▽

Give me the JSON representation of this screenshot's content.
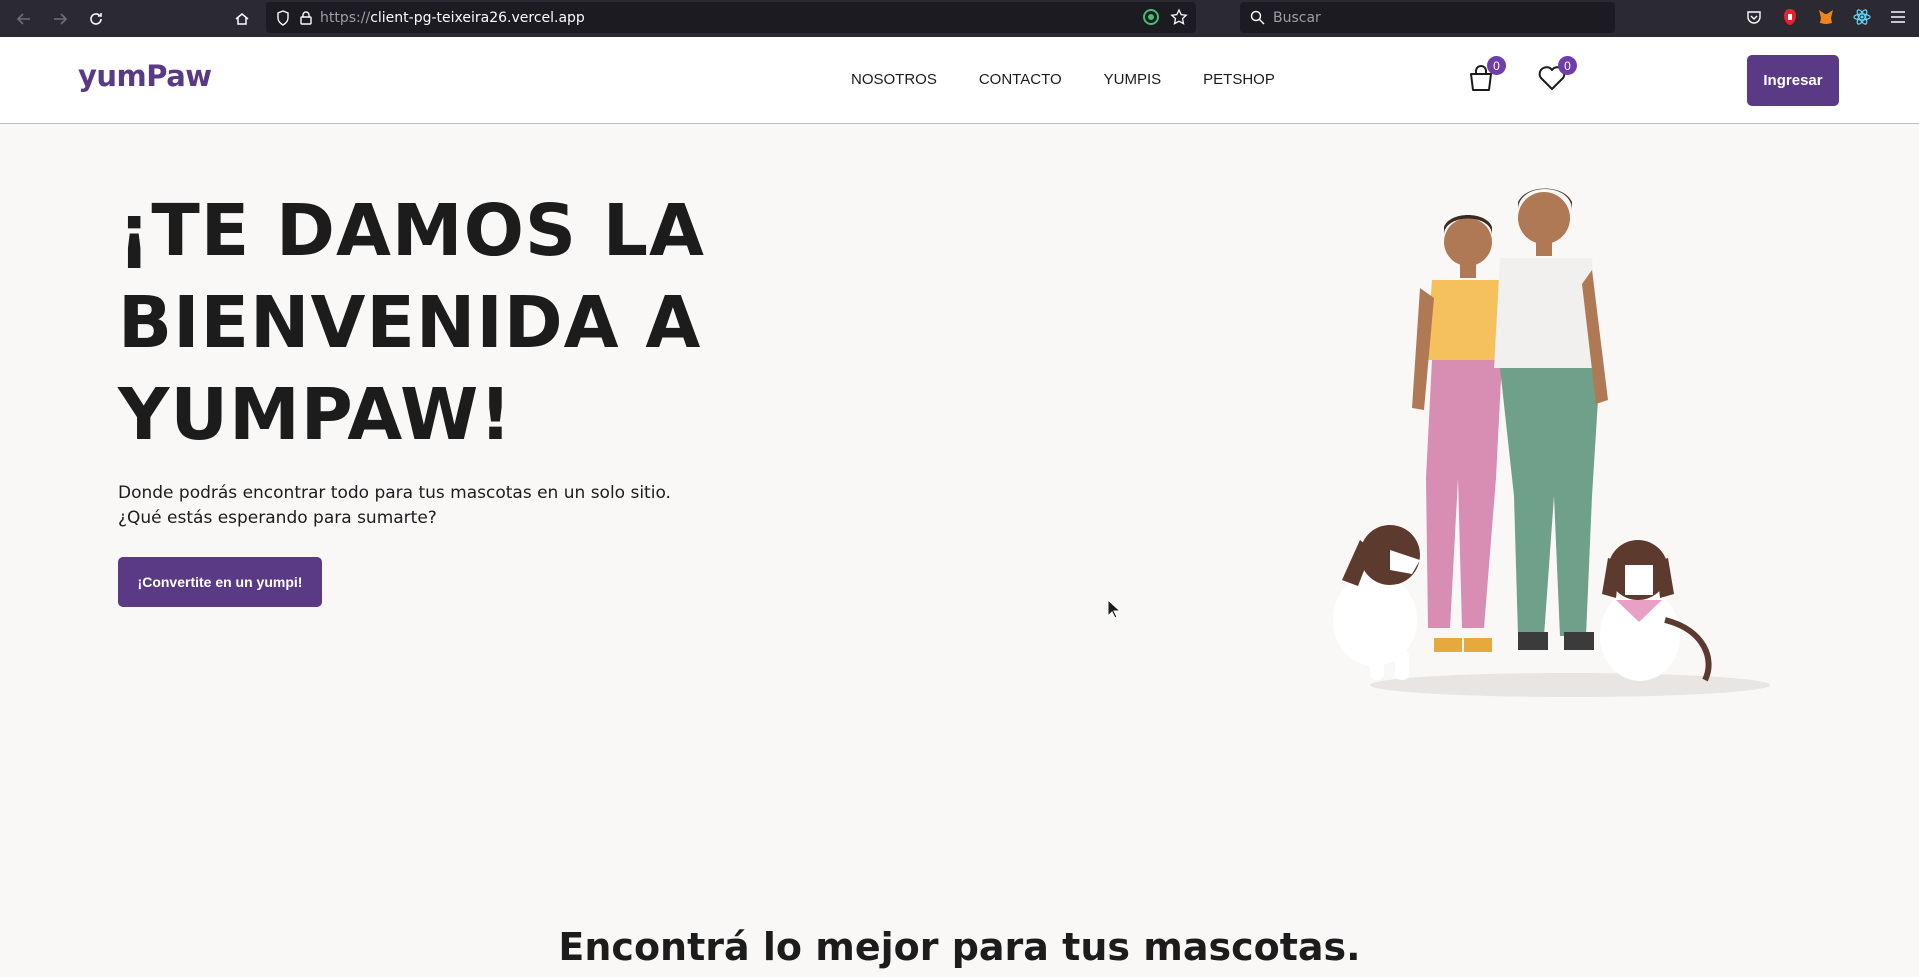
{
  "browser": {
    "url_scheme": "https://",
    "url_host": "client-pg-teixeira26.vercel.app",
    "search_placeholder": "Buscar"
  },
  "header": {
    "logo": "yumPaw",
    "nav": [
      "NOSOTROS",
      "CONTACTO",
      "YUMPIS",
      "PETSHOP"
    ],
    "cart_count": "0",
    "favorites_count": "0",
    "login_label": "Ingresar"
  },
  "hero": {
    "title_lines": [
      "¡TE DAMOS LA",
      "BIENVENIDA A",
      "YUMPAW!"
    ],
    "subtitle_lines": [
      "Donde podrás encontrar todo para tus mascotas en un solo sitio.",
      "¿Qué estás esperando para sumarte?"
    ],
    "cta_label": "¡Convertite en un yumpi!"
  },
  "sections": {
    "products_title": "Encontrá lo mejor para tus mascotas."
  },
  "colors": {
    "brand": "#5a3a85",
    "badge": "#6f3ea8",
    "background": "#faf8f7"
  }
}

△

Exercise directions
All of the material above is to be copied exactly, except for its images.

Solved problem
Give me the JSON representation of this screenshot's content.
{
  "browser": {
    "url_scheme": "https://",
    "url_host": "client-pg-teixeira26.vercel.app",
    "search_placeholder": "Buscar"
  },
  "header": {
    "logo": "yumPaw",
    "nav": [
      "NOSOTROS",
      "CONTACTO",
      "YUMPIS",
      "PETSHOP"
    ],
    "cart_count": "0",
    "favorites_count": "0",
    "login_label": "Ingresar"
  },
  "hero": {
    "title_lines": [
      "¡TE DAMOS LA",
      "BIENVENIDA A",
      "YUMPAW!"
    ],
    "subtitle_lines": [
      "Donde podrás encontrar todo para tus mascotas en un solo sitio.",
      "¿Qué estás esperando para sumarte?"
    ],
    "cta_label": "¡Convertite en un yumpi!"
  },
  "sections": {
    "products_title": "Encontrá lo mejor para tus mascotas."
  },
  "colors": {
    "brand": "#5a3a85",
    "badge": "#6f3ea8",
    "background": "#faf8f7"
  }
}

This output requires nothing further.